— Start of EXTRACTED RECORDS —

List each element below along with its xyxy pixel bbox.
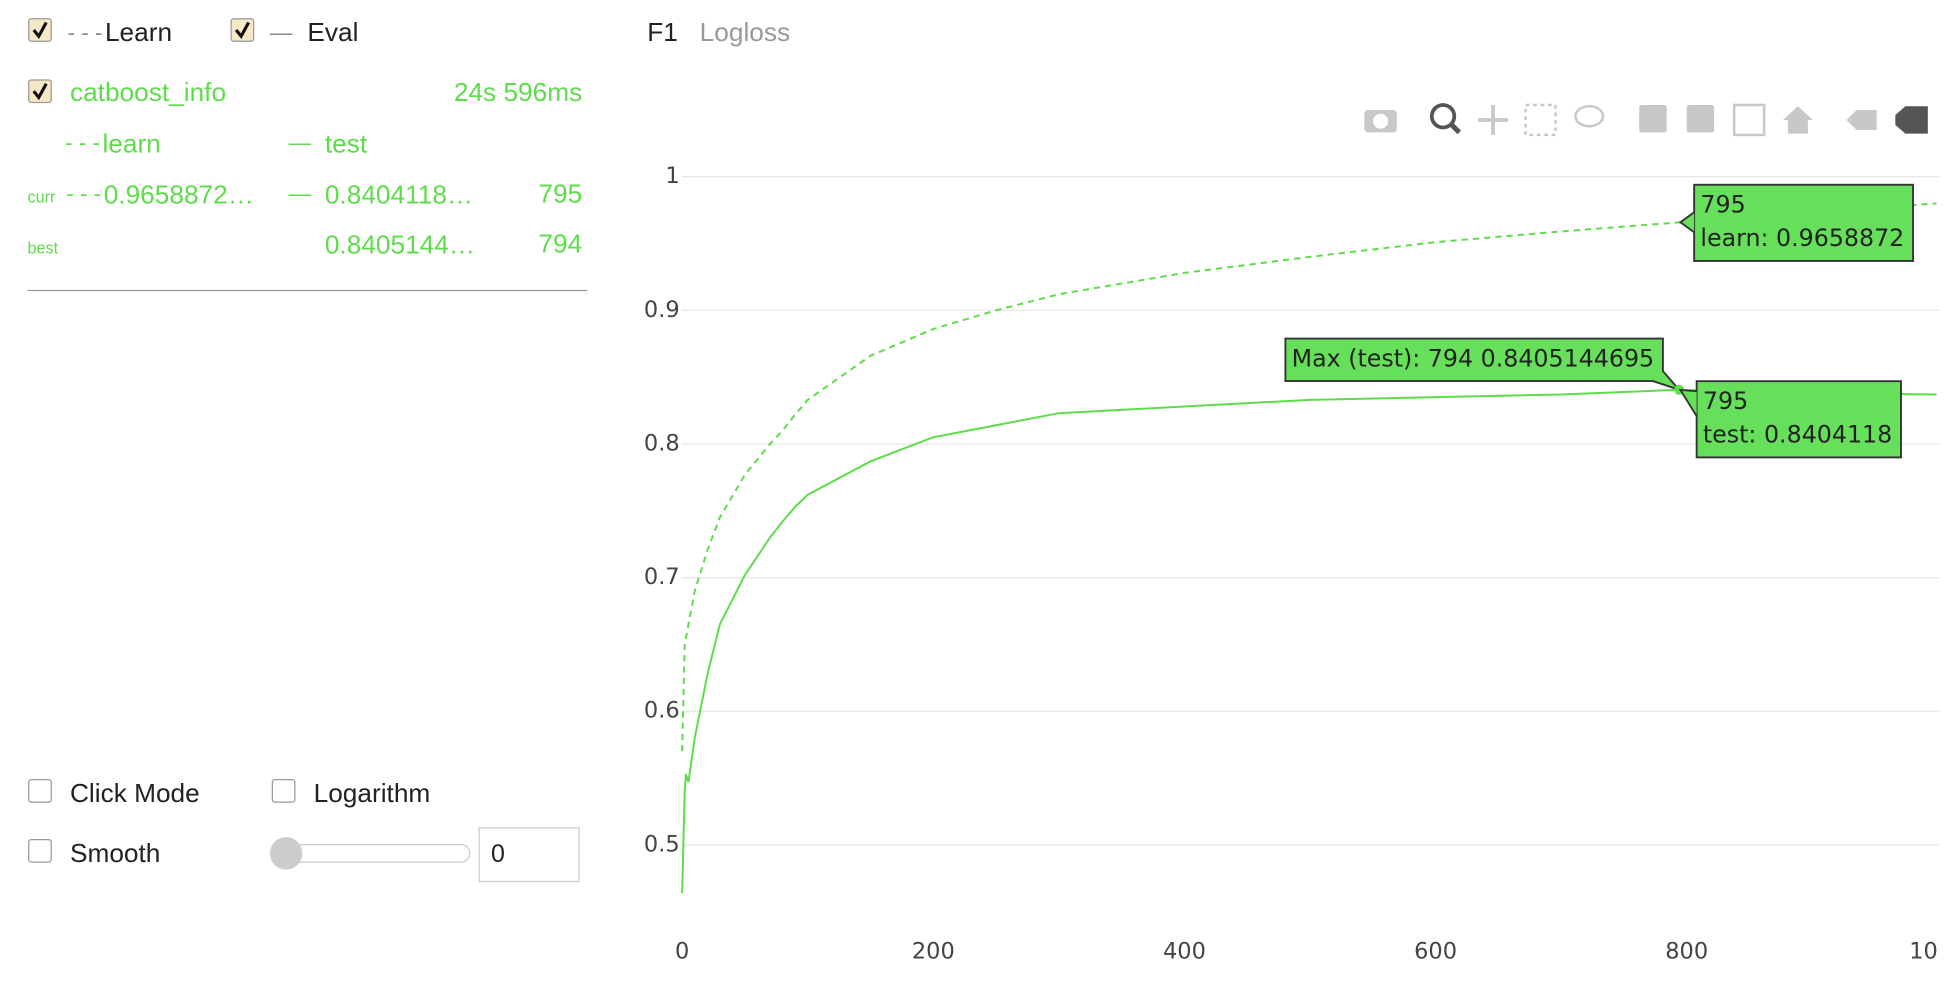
best-label: best	[27, 238, 59, 258]
tooltip-text: 795	[1703, 387, 1748, 415]
tooltip-text: learn: 0.9658872	[1700, 224, 1904, 252]
logarithm[interactable]: Logarithm	[313, 779, 431, 809]
curr-label: curr	[27, 187, 56, 207]
checkbox[interactable]	[27, 79, 52, 104]
y-tick-label: 0.8	[644, 430, 680, 456]
slider[interactable]	[269, 835, 474, 872]
best-test: 0.8405144…	[324, 231, 476, 260]
tab[interactable]: Logloss	[699, 18, 791, 48]
y-tick-label: 0.6	[644, 698, 680, 724]
tooltip-text: test: 0.8404118	[1703, 421, 1892, 449]
tooltip: 795 learn: 0.9658872	[1678, 183, 1914, 262]
tooltip: Max (test): 794 0.8405144695	[1284, 337, 1683, 392]
tooltip-pointer	[1678, 388, 1698, 417]
curr-test: 0.8404118…	[324, 181, 474, 210]
checkbox[interactable]	[27, 838, 52, 863]
curr-iter: 795	[538, 179, 583, 209]
x-tick-label: 800	[1665, 939, 1708, 965]
divider	[27, 289, 588, 292]
x-tick-label: 0	[675, 939, 689, 965]
tab-active[interactable]: F1	[647, 18, 678, 48]
smooth[interactable]: Smooth	[69, 839, 161, 869]
checkbox[interactable]	[230, 17, 255, 42]
dash-icon: - - -	[67, 19, 103, 45]
spike-icon[interactable]	[1846, 109, 1877, 130]
tooltip-box	[1693, 183, 1914, 262]
best-iter: 794	[538, 229, 583, 259]
zoom-in-icon[interactable]	[1639, 104, 1667, 133]
lasso-icon[interactable]	[1574, 104, 1605, 128]
eval-toggle[interactable]: Eval	[307, 18, 359, 48]
select-icon[interactable]	[1524, 103, 1557, 137]
tooltip: 795 test: 0.8404118	[1678, 380, 1902, 459]
line-icon: —	[288, 181, 312, 207]
zoom-out-icon[interactable]	[1686, 104, 1715, 133]
run-name: catboost_info	[69, 78, 227, 108]
camera-icon[interactable]	[1364, 109, 1397, 133]
checkbox[interactable]	[271, 778, 296, 803]
pan-icon[interactable]	[1478, 104, 1509, 135]
series-line	[681, 202, 1937, 752]
tooltip-pointer	[1678, 211, 1695, 233]
learn-legend: learn	[102, 129, 161, 159]
y-tick-label: 0.5	[644, 831, 680, 857]
tooltip-text: Max (test): 794 0.8405144695	[1292, 344, 1655, 372]
checkbox[interactable]	[27, 17, 52, 42]
autoscale-icon[interactable]	[1732, 103, 1766, 137]
smooth-input[interactable]: 0	[478, 827, 580, 883]
x-tick-label: 200	[912, 939, 955, 965]
chart: 0.5 0.6 0.7 0.8 0.9 1 0 200 400 600 800 1000 795 lear…	[644, 163, 1939, 965]
checkbox[interactable]	[27, 778, 52, 803]
line-icon: —	[269, 19, 293, 45]
test-legend: test	[324, 129, 368, 159]
dash-icon: - - -	[66, 181, 102, 207]
series-line	[681, 388, 1937, 893]
compare-icon[interactable]	[1895, 106, 1928, 134]
click-mode[interactable]: Click Mode	[69, 779, 200, 809]
x-tick-label: 600	[1414, 939, 1457, 965]
line-icon: —	[288, 129, 312, 155]
run-time: 24s 596ms	[453, 78, 583, 108]
tooltip-box	[1695, 380, 1902, 459]
y-tick-label: 0.9	[644, 297, 680, 323]
zoom-icon[interactable]	[1429, 103, 1462, 135]
tooltip-box	[1284, 337, 1664, 382]
x-tick-label: 1000	[1909, 939, 1939, 965]
x-tick-label: 400	[1163, 939, 1206, 965]
learn-toggle[interactable]: Learn	[104, 18, 173, 48]
y-tick-label: 1	[665, 163, 679, 189]
y-tick-label: 0.7	[644, 564, 680, 590]
tooltip-text: 795	[1700, 191, 1745, 219]
dash-icon: - - -	[64, 129, 100, 155]
toolbar	[1364, 103, 1928, 137]
curr-learn: 0.9658872…	[103, 181, 254, 210]
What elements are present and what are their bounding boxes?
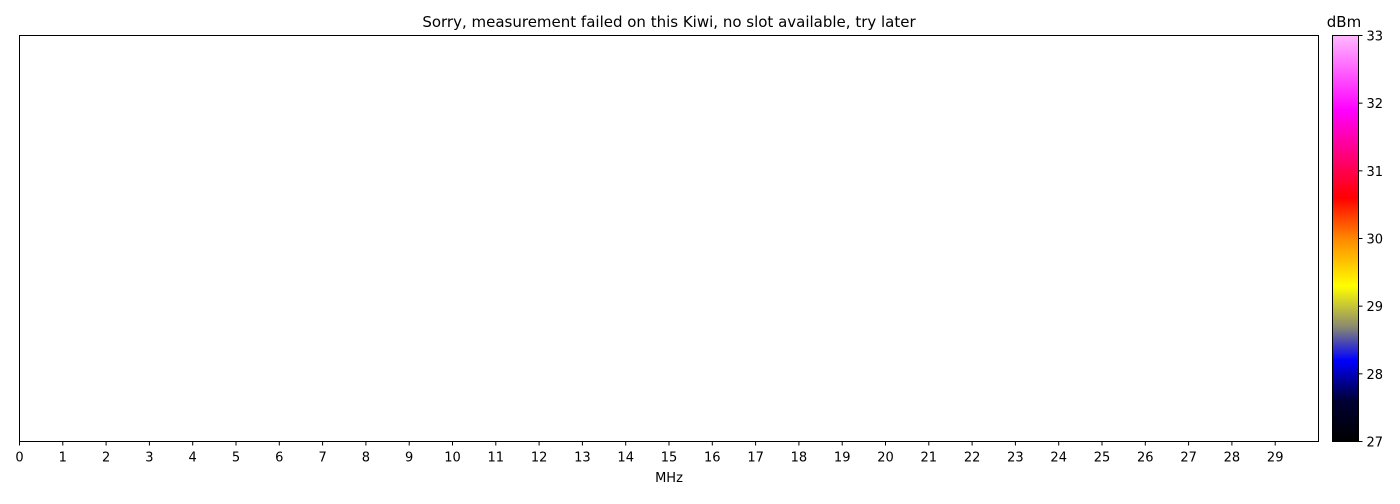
x-tick-label: 29 [1267,451,1284,466]
colorbar-tick-label: 30 [1367,233,1384,248]
x-tick-label: 6 [275,451,283,466]
x-tick-label: 22 [964,451,981,466]
x-tick-label: 7 [318,451,326,466]
colorbar-tick-label: 28 [1367,368,1384,383]
colorbar-tick-label: 29 [1367,300,1384,315]
x-tick-label: 3 [145,451,153,466]
x-tick-label: 27 [1180,451,1197,466]
x-tick-label: 10 [444,451,461,466]
chart-title: Sorry, measurement failed on this Kiwi, … [422,13,916,31]
x-tick-label: 4 [189,451,197,466]
colorbar-tick-label: 31 [1367,165,1384,180]
colorbar-tick-label: 32 [1367,97,1384,112]
plot-area [19,35,1319,442]
x-tick-label: 1 [59,451,67,466]
x-tick-label: 15 [661,451,678,466]
x-tick-label: 25 [1094,451,1111,466]
x-tick-label: 23 [1007,451,1024,466]
colorbar-ticks: 27 28 29 30 31 32 33 [1358,30,1384,451]
colorbar [1332,35,1359,442]
x-tick-label: 14 [617,451,634,466]
colorbar-tick-label: 33 [1367,30,1384,45]
x-tick-label: 18 [791,451,808,466]
x-tick-label: 16 [704,451,721,466]
colorbar-label: dBm [1327,13,1361,31]
x-tick-label: 28 [1224,451,1241,466]
x-tick-label: 9 [405,451,413,466]
x-tick-label: 20 [877,451,894,466]
x-tick-label: 24 [1050,451,1067,466]
x-tick-label: 26 [1137,451,1154,466]
x-tick-label: 0 [15,451,23,466]
x-tick-label: 5 [232,451,240,466]
x-tick-label: 12 [531,451,548,466]
x-tick-label: 11 [488,451,505,466]
x-axis-ticks: 0 1 2 3 4 5 6 7 8 9 10 11 12 13 14 15 16 17 18 19 20 21 22 23 24… [15,441,1284,466]
x-tick-label: 13 [574,451,591,466]
x-tick-label: 8 [362,451,370,466]
x-tick-label: 19 [834,451,851,466]
x-tick-label: 17 [747,451,764,466]
x-tick-label: 2 [102,451,110,466]
x-axis-label: MHz [655,471,683,486]
x-tick-label: 21 [921,451,938,466]
colorbar-tick-label: 27 [1367,436,1384,451]
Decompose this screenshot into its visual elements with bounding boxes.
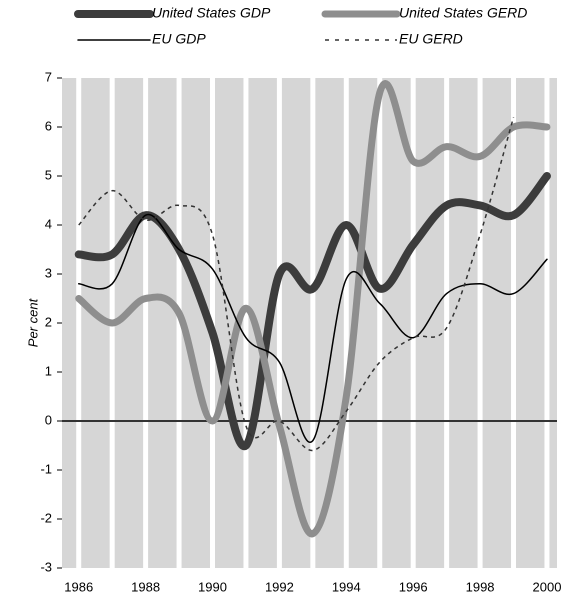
y-tick-label: 3 xyxy=(45,265,52,280)
legend-label: United States GERD xyxy=(399,5,527,21)
legend-label: EU GERD xyxy=(399,31,463,47)
series-line xyxy=(78,116,515,452)
y-tick-label: -3 xyxy=(40,559,52,574)
y-tick-label: 6 xyxy=(45,118,52,133)
y-tick-label: 0 xyxy=(45,412,52,427)
x-tick-label: 1990 xyxy=(198,579,227,594)
legend-label: United States GDP xyxy=(152,5,271,21)
y-tick-label: 7 xyxy=(45,69,52,84)
y-axis-label: Per cent xyxy=(25,297,40,347)
series-line xyxy=(75,80,551,538)
y-tick-label: 1 xyxy=(45,363,52,378)
series-line xyxy=(74,172,551,450)
y-tick-label: -1 xyxy=(40,461,52,476)
x-tick-label: 1988 xyxy=(131,579,160,594)
x-tick-label: 1992 xyxy=(265,579,294,594)
y-tick-label: 5 xyxy=(45,167,52,182)
x-tick-label: 1994 xyxy=(332,579,361,594)
x-tick-label: 2000 xyxy=(533,579,562,594)
y-tick-label: 2 xyxy=(45,314,52,329)
legend-label: EU GDP xyxy=(152,31,206,47)
x-tick-label: 1998 xyxy=(466,579,495,594)
y-tick-label: 4 xyxy=(45,216,52,231)
x-tick-label: 1996 xyxy=(399,579,428,594)
y-tick-label: -2 xyxy=(40,510,52,525)
x-tick-label: 1986 xyxy=(64,579,93,594)
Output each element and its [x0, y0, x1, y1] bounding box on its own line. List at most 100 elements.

— End of EXTRACTED RECORDS —

▸ **WRITTEN INSTRUCTION**
Rewrite the part of the material that opens with the line containing "x-tick-label: 29 [1267,451,1284,466]" and closes with the line containing "x-tick-label: 15 [661,451,678,466]", replacing "colorbar-tick-label" with "color-scale-label" and leaving everything else unchanged.

▸ **OUTPUT BELOW**
x-tick-label: 29 [1267,451,1284,466]
color-scale-label: 30 [1367,233,1384,248]
x-tick-label: 6 [275,451,283,466]
x-tick-label: 22 [964,451,981,466]
x-tick-label: 7 [318,451,326,466]
color-scale-label: 28 [1367,368,1384,383]
color-scale-label: 29 [1367,300,1384,315]
x-tick-label: 3 [145,451,153,466]
x-tick-label: 27 [1180,451,1197,466]
x-tick-label: 10 [444,451,461,466]
chart-title: Sorry, measurement failed on this Kiwi, … [422,13,916,31]
x-tick-label: 4 [189,451,197,466]
color-scale-label: 31 [1367,165,1384,180]
color-scale-label: 32 [1367,97,1384,112]
plot-area [19,35,1319,442]
x-tick-label: 1 [59,451,67,466]
x-tick-label: 15 [661,451,678,466]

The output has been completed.